▶ **WRITTEN EXERCISE**: From the listing that follows, extract every line and set it down unaltered.

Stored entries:

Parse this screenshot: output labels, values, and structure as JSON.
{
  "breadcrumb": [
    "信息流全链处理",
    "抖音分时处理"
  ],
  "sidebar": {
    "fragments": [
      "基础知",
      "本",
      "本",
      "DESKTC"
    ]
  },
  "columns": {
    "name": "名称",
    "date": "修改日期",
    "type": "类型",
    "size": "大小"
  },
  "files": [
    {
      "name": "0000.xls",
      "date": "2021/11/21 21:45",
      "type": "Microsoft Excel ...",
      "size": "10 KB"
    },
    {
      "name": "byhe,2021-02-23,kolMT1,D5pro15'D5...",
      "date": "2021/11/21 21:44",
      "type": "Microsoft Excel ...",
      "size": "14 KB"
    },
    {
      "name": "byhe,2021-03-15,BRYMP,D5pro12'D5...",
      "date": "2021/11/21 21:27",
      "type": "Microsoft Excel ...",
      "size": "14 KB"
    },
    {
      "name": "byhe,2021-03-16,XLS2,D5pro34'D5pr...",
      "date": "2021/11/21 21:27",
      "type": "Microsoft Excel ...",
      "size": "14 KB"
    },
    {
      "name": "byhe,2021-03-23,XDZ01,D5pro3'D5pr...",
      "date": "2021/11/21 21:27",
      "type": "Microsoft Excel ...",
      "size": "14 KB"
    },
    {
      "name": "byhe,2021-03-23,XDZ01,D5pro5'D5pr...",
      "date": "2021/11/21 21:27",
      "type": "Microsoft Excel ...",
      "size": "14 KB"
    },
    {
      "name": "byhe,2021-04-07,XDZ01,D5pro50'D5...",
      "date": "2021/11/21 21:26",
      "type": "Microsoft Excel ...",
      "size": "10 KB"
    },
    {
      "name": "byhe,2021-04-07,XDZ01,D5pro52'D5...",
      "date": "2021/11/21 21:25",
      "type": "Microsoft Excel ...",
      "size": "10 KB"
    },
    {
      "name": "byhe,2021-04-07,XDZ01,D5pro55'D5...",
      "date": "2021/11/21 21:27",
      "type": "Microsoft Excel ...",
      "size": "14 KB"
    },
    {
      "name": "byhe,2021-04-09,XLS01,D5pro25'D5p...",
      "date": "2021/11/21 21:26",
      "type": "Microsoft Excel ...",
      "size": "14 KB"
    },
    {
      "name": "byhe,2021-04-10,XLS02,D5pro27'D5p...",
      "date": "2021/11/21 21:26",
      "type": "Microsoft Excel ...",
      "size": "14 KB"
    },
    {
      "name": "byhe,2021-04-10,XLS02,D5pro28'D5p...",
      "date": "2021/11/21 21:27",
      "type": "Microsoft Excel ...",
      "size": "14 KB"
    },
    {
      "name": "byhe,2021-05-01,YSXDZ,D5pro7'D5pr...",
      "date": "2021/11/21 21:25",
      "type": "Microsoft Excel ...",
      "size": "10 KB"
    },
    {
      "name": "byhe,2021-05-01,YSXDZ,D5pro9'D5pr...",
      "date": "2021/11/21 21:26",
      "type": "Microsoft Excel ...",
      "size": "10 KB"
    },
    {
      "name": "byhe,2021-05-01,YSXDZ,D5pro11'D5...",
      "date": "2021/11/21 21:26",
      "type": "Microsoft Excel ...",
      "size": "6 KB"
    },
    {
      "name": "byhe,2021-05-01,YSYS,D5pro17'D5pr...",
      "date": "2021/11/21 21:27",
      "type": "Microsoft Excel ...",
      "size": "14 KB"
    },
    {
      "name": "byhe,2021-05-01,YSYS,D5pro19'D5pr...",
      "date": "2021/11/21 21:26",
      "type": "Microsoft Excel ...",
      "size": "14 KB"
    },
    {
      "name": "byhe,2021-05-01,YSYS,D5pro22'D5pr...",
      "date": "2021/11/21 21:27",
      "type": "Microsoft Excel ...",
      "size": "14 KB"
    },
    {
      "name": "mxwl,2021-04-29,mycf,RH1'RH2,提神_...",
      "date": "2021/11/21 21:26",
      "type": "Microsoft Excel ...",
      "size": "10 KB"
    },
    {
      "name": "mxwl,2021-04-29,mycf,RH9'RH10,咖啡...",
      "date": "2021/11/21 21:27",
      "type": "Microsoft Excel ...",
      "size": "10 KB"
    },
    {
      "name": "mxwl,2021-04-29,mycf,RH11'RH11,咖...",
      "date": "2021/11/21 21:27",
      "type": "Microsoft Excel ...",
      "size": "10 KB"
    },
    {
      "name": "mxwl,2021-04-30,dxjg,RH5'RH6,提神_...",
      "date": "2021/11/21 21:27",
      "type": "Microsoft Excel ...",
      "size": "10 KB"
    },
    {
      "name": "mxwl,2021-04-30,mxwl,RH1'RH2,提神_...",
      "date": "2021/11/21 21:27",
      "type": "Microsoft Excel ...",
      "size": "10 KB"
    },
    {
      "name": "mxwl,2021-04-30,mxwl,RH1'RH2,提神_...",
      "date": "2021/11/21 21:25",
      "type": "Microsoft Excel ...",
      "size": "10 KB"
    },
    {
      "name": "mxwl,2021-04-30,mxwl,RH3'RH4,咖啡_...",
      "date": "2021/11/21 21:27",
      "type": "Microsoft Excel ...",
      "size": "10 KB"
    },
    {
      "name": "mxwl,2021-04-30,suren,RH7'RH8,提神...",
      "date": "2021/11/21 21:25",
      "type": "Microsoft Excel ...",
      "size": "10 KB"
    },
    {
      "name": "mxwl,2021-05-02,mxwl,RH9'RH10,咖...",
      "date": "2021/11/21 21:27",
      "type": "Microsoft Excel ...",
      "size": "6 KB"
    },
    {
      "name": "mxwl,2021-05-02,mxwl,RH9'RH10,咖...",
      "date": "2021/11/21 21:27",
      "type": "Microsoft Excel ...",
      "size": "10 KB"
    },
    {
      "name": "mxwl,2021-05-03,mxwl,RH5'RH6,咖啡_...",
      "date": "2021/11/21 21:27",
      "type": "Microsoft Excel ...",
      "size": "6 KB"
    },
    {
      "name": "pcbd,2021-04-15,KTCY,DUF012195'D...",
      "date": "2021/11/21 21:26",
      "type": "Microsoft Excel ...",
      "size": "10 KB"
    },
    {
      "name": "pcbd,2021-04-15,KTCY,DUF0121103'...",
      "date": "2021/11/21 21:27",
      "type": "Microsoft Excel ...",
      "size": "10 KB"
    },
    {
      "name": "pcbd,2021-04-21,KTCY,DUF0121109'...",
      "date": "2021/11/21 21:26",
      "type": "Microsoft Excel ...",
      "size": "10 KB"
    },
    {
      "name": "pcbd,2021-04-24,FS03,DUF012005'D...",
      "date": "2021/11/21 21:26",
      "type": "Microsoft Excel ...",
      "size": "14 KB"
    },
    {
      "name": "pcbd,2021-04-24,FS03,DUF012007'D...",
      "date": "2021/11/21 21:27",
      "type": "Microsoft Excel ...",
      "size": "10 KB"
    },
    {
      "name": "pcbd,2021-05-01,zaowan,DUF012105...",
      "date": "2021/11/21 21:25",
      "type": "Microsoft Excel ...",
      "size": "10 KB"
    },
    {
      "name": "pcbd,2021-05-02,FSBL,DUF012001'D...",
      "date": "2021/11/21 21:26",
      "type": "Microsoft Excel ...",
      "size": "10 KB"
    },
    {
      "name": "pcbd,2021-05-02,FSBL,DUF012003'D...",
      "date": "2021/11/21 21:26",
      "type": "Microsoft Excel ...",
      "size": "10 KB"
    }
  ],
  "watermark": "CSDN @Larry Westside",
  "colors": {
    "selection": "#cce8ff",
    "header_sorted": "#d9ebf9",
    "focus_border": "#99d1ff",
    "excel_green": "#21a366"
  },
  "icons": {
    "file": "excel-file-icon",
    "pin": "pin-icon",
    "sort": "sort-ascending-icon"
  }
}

▶ **FULL SOLUTION**:
Parse this screenshot: output labels, values, and structure as JSON.
{
  "breadcrumb": [
    "信息流全链处理",
    "抖音分时处理"
  ],
  "sidebar": {
    "fragments": [
      "基础知",
      "本",
      "本",
      "DESKTC"
    ]
  },
  "columns": {
    "name": "名称",
    "date": "修改日期",
    "type": "类型",
    "size": "大小"
  },
  "files": [
    {
      "name": "0000.xls",
      "date": "2021/11/21 21:45",
      "type": "Microsoft Excel ...",
      "size": "10 KB"
    },
    {
      "name": "byhe,2021-02-23,kolMT1,D5pro15'D5...",
      "date": "2021/11/21 21:44",
      "type": "Microsoft Excel ...",
      "size": "14 KB"
    },
    {
      "name": "byhe,2021-03-15,BRYMP,D5pro12'D5...",
      "date": "2021/11/21 21:27",
      "type": "Microsoft Excel ...",
      "size": "14 KB"
    },
    {
      "name": "byhe,2021-03-16,XLS2,D5pro34'D5pr...",
      "date": "2021/11/21 21:27",
      "type": "Microsoft Excel ...",
      "size": "14 KB"
    },
    {
      "name": "byhe,2021-03-23,XDZ01,D5pro3'D5pr...",
      "date": "2021/11/21 21:27",
      "type": "Microsoft Excel ...",
      "size": "14 KB"
    },
    {
      "name": "byhe,2021-03-23,XDZ01,D5pro5'D5pr...",
      "date": "2021/11/21 21:27",
      "type": "Microsoft Excel ...",
      "size": "14 KB"
    },
    {
      "name": "byhe,2021-04-07,XDZ01,D5pro50'D5...",
      "date": "2021/11/21 21:26",
      "type": "Microsoft Excel ...",
      "size": "10 KB"
    },
    {
      "name": "byhe,2021-04-07,XDZ01,D5pro52'D5...",
      "date": "2021/11/21 21:25",
      "type": "Microsoft Excel ...",
      "size": "10 KB"
    },
    {
      "name": "byhe,2021-04-07,XDZ01,D5pro55'D5...",
      "date": "2021/11/21 21:27",
      "type": "Microsoft Excel ...",
      "size": "14 KB"
    },
    {
      "name": "byhe,2021-04-09,XLS01,D5pro25'D5p...",
      "date": "2021/11/21 21:26",
      "type": "Microsoft Excel ...",
      "size": "14 KB"
    },
    {
      "name": "byhe,2021-04-10,XLS02,D5pro27'D5p...",
      "date": "2021/11/21 21:26",
      "type": "Microsoft Excel ...",
      "size": "14 KB"
    },
    {
      "name": "byhe,2021-04-10,XLS02,D5pro28'D5p...",
      "date": "2021/11/21 21:27",
      "type": "Microsoft Excel ...",
      "size": "14 KB"
    },
    {
      "name": "byhe,2021-05-01,YSXDZ,D5pro7'D5pr...",
      "date": "2021/11/21 21:25",
      "type": "Microsoft Excel ...",
      "size": "10 KB"
    },
    {
      "name": "byhe,2021-05-01,YSXDZ,D5pro9'D5pr...",
      "date": "2021/11/21 21:26",
      "type": "Microsoft Excel ...",
      "size": "10 KB"
    },
    {
      "name": "byhe,2021-05-01,YSXDZ,D5pro11'D5...",
      "date": "2021/11/21 21:26",
      "type": "Microsoft Excel ...",
      "size": "6 KB"
    },
    {
      "name": "byhe,2021-05-01,YSYS,D5pro17'D5pr...",
      "date": "2021/11/21 21:27",
      "type": "Microsoft Excel ...",
      "size": "14 KB"
    },
    {
      "name": "byhe,2021-05-01,YSYS,D5pro19'D5pr...",
      "date": "2021/11/21 21:26",
      "type": "Microsoft Excel ...",
      "size": "14 KB"
    },
    {
      "name": "byhe,2021-05-01,YSYS,D5pro22'D5pr...",
      "date": "2021/11/21 21:27",
      "type": "Microsoft Excel ...",
      "size": "14 KB"
    },
    {
      "name": "mxwl,2021-04-29,mycf,RH1'RH2,提神_...",
      "date": "2021/11/21 21:26",
      "type": "Microsoft Excel ...",
      "size": "10 KB"
    },
    {
      "name": "mxwl,2021-04-29,mycf,RH9'RH10,咖啡...",
      "date": "2021/11/21 21:27",
      "type": "Microsoft Excel ...",
      "size": "10 KB"
    },
    {
      "name": "mxwl,2021-04-29,mycf,RH11'RH11,咖...",
      "date": "2021/11/21 21:27",
      "type": "Microsoft Excel ...",
      "size": "10 KB"
    },
    {
      "name": "mxwl,2021-04-30,dxjg,RH5'RH6,提神_...",
      "date": "2021/11/21 21:27",
      "type": "Microsoft Excel ...",
      "size": "10 KB"
    },
    {
      "name": "mxwl,2021-04-30,mxwl,RH1'RH2,提神_...",
      "date": "2021/11/21 21:27",
      "type": "Microsoft Excel ...",
      "size": "10 KB"
    },
    {
      "name": "mxwl,2021-04-30,mxwl,RH1'RH2,提神_...",
      "date": "2021/11/21 21:25",
      "type": "Microsoft Excel ...",
      "size": "10 KB"
    },
    {
      "name": "mxwl,2021-04-30,mxwl,RH3'RH4,咖啡_...",
      "date": "2021/11/21 21:27",
      "type": "Microsoft Excel ...",
      "size": "10 KB"
    },
    {
      "name": "mxwl,2021-04-30,suren,RH7'RH8,提神...",
      "date": "2021/11/21 21:25",
      "type": "Microsoft Excel ...",
      "size": "10 KB"
    },
    {
      "name": "mxwl,2021-05-02,mxwl,RH9'RH10,咖...",
      "date": "2021/11/21 21:27",
      "type": "Microsoft Excel ...",
      "size": "6 KB"
    },
    {
      "name": "mxwl,2021-05-02,mxwl,RH9'RH10,咖...",
      "date": "2021/11/21 21:27",
      "type": "Microsoft Excel ...",
      "size": "10 KB"
    },
    {
      "name": "mxwl,2021-05-03,mxwl,RH5'RH6,咖啡_...",
      "date": "2021/11/21 21:27",
      "type": "Microsoft Excel ...",
      "size": "6 KB"
    },
    {
      "name": "pcbd,2021-04-15,KTCY,DUF012195'D...",
      "date": "2021/11/21 21:26",
      "type": "Microsoft Excel ...",
      "size": "10 KB"
    },
    {
      "name": "pcbd,2021-04-15,KTCY,DUF0121103'...",
      "date": "2021/11/21 21:27",
      "type": "Microsoft Excel ...",
      "size": "10 KB"
    },
    {
      "name": "pcbd,2021-04-21,KTCY,DUF0121109'...",
      "date": "2021/11/21 21:26",
      "type": "Microsoft Excel ...",
      "size": "10 KB"
    },
    {
      "name": "pcbd,2021-04-24,FS03,DUF012005'D...",
      "date": "2021/11/21 21:26",
      "type": "Microsoft Excel ...",
      "size": "14 KB"
    },
    {
      "name": "pcbd,2021-04-24,FS03,DUF012007'D...",
      "date": "2021/11/21 21:27",
      "type": "Microsoft Excel ...",
      "size": "10 KB"
    },
    {
      "name": "pcbd,2021-05-01,zaowan,DUF012105...",
      "date": "2021/11/21 21:25",
      "type": "Microsoft Excel ...",
      "size": "10 KB"
    },
    {
      "name": "pcbd,2021-05-02,FSBL,DUF012001'D...",
      "date": "2021/11/21 21:26",
      "type": "Microsoft Excel ...",
      "size": "10 KB"
    },
    {
      "name": "pcbd,2021-05-02,FSBL,DUF012003'D...",
      "date": "2021/11/21 21:26",
      "type": "Microsoft Excel ...",
      "size": "10 KB"
    }
  ],
  "watermark": "CSDN @Larry Westside",
  "colors": {
    "selection": "#cce8ff",
    "header_sorted": "#d9ebf9",
    "focus_border": "#99d1ff",
    "excel_green": "#21a366"
  },
  "icons": {
    "file": "excel-file-icon",
    "pin": "pin-icon",
    "sort": "sort-ascending-icon"
  }
}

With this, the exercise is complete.